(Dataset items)
= = = =

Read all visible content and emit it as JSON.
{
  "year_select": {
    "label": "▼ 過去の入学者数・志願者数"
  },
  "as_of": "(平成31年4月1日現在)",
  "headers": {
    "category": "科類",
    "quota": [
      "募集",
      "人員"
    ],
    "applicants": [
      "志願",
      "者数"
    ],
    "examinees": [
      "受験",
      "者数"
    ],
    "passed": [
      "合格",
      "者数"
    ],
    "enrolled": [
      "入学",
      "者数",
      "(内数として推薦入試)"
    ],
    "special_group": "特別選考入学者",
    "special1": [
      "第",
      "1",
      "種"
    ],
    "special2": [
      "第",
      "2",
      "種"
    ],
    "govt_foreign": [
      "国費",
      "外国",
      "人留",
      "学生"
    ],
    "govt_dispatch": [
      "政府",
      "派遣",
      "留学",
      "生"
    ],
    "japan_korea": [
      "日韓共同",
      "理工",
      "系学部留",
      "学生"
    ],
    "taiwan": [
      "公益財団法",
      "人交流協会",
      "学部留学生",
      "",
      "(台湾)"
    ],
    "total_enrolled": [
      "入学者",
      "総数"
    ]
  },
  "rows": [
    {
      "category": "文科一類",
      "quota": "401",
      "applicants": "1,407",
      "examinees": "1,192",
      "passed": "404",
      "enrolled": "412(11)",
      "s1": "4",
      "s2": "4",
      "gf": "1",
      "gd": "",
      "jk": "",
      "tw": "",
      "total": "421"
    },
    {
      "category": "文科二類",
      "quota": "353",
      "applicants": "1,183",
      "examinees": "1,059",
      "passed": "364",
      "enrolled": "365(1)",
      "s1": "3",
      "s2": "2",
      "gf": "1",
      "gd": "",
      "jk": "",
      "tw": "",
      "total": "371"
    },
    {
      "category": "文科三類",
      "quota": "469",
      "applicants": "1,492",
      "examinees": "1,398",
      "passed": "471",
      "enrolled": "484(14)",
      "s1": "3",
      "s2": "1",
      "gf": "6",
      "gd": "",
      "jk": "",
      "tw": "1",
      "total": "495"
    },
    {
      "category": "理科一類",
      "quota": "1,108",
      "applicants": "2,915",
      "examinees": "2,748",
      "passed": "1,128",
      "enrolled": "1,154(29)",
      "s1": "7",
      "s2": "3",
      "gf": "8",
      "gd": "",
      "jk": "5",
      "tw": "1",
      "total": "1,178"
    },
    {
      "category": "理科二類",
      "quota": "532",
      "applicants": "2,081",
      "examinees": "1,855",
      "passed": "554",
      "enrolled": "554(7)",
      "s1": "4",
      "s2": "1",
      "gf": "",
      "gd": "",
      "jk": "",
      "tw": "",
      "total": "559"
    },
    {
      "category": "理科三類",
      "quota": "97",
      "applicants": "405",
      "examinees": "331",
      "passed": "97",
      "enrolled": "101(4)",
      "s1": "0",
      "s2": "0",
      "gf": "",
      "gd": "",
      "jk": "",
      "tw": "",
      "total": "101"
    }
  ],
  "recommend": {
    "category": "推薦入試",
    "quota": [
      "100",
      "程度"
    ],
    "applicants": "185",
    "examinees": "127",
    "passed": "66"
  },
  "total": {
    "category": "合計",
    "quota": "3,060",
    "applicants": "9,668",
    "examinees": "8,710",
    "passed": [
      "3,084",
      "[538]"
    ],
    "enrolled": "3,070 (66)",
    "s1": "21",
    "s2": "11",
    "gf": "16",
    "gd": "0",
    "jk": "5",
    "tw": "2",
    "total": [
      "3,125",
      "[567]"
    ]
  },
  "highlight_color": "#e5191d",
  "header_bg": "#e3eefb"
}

= = = =

Task requirements:
Your task is to print all of the records exactly.

Final result:
Read all visible content and emit it as JSON.
{
  "year_select": {
    "label": "▼ 過去の入学者数・志願者数"
  },
  "as_of": "(平成31年4月1日現在)",
  "headers": {
    "category": "科類",
    "quota": [
      "募集",
      "人員"
    ],
    "applicants": [
      "志願",
      "者数"
    ],
    "examinees": [
      "受験",
      "者数"
    ],
    "passed": [
      "合格",
      "者数"
    ],
    "enrolled": [
      "入学",
      "者数",
      "(内数として推薦入試)"
    ],
    "special_group": "特別選考入学者",
    "special1": [
      "第",
      "1",
      "種"
    ],
    "special2": [
      "第",
      "2",
      "種"
    ],
    "govt_foreign": [
      "国費",
      "外国",
      "人留",
      "学生"
    ],
    "govt_dispatch": [
      "政府",
      "派遣",
      "留学",
      "生"
    ],
    "japan_korea": [
      "日韓共同",
      "理工",
      "系学部留",
      "学生"
    ],
    "taiwan": [
      "公益財団法",
      "人交流協会",
      "学部留学生",
      "",
      "(台湾)"
    ],
    "total_enrolled": [
      "入学者",
      "総数"
    ]
  },
  "rows": [
    {
      "category": "文科一類",
      "quota": "401",
      "applicants": "1,407",
      "examinees": "1,192",
      "passed": "404",
      "enrolled": "412(11)",
      "s1": "4",
      "s2": "4",
      "gf": "1",
      "gd": "",
      "jk": "",
      "tw": "",
      "total": "421"
    },
    {
      "category": "文科二類",
      "quota": "353",
      "applicants": "1,183",
      "examinees": "1,059",
      "passed": "364",
      "enrolled": "365(1)",
      "s1": "3",
      "s2": "2",
      "gf": "1",
      "gd": "",
      "jk": "",
      "tw": "",
      "total": "371"
    },
    {
      "category": "文科三類",
      "quota": "469",
      "applicants": "1,492",
      "examinees": "1,398",
      "passed": "471",
      "enrolled": "484(14)",
      "s1": "3",
      "s2": "1",
      "gf": "6",
      "gd": "",
      "jk": "",
      "tw": "1",
      "total": "495"
    },
    {
      "category": "理科一類",
      "quota": "1,108",
      "applicants": "2,915",
      "examinees": "2,748",
      "passed": "1,128",
      "enrolled": "1,154(29)",
      "s1": "7",
      "s2": "3",
      "gf": "8",
      "gd": "",
      "jk": "5",
      "tw": "1",
      "total": "1,178"
    },
    {
      "category": "理科二類",
      "quota": "532",
      "applicants": "2,081",
      "examinees": "1,855",
      "passed": "554",
      "enrolled": "554(7)",
      "s1": "4",
      "s2": "1",
      "gf": "",
      "gd": "",
      "jk": "",
      "tw": "",
      "total": "559"
    },
    {
      "category": "理科三類",
      "quota": "97",
      "applicants": "405",
      "examinees": "331",
      "passed": "97",
      "enrolled": "101(4)",
      "s1": "0",
      "s2": "0",
      "gf": "",
      "gd": "",
      "jk": "",
      "tw": "",
      "total": "101"
    }
  ],
  "recommend": {
    "category": "推薦入試",
    "quota": [
      "100",
      "程度"
    ],
    "applicants": "185",
    "examinees": "127",
    "passed": "66"
  },
  "total": {
    "category": "合計",
    "quota": "3,060",
    "applicants": "9,668",
    "examinees": "8,710",
    "passed": [
      "3,084",
      "[538]"
    ],
    "enrolled": "3,070 (66)",
    "s1": "21",
    "s2": "11",
    "gf": "16",
    "gd": "0",
    "jk": "5",
    "tw": "2",
    "total": [
      "3,125",
      "[567]"
    ]
  },
  "highlight_color": "#e5191d",
  "header_bg": "#e3eefb"
}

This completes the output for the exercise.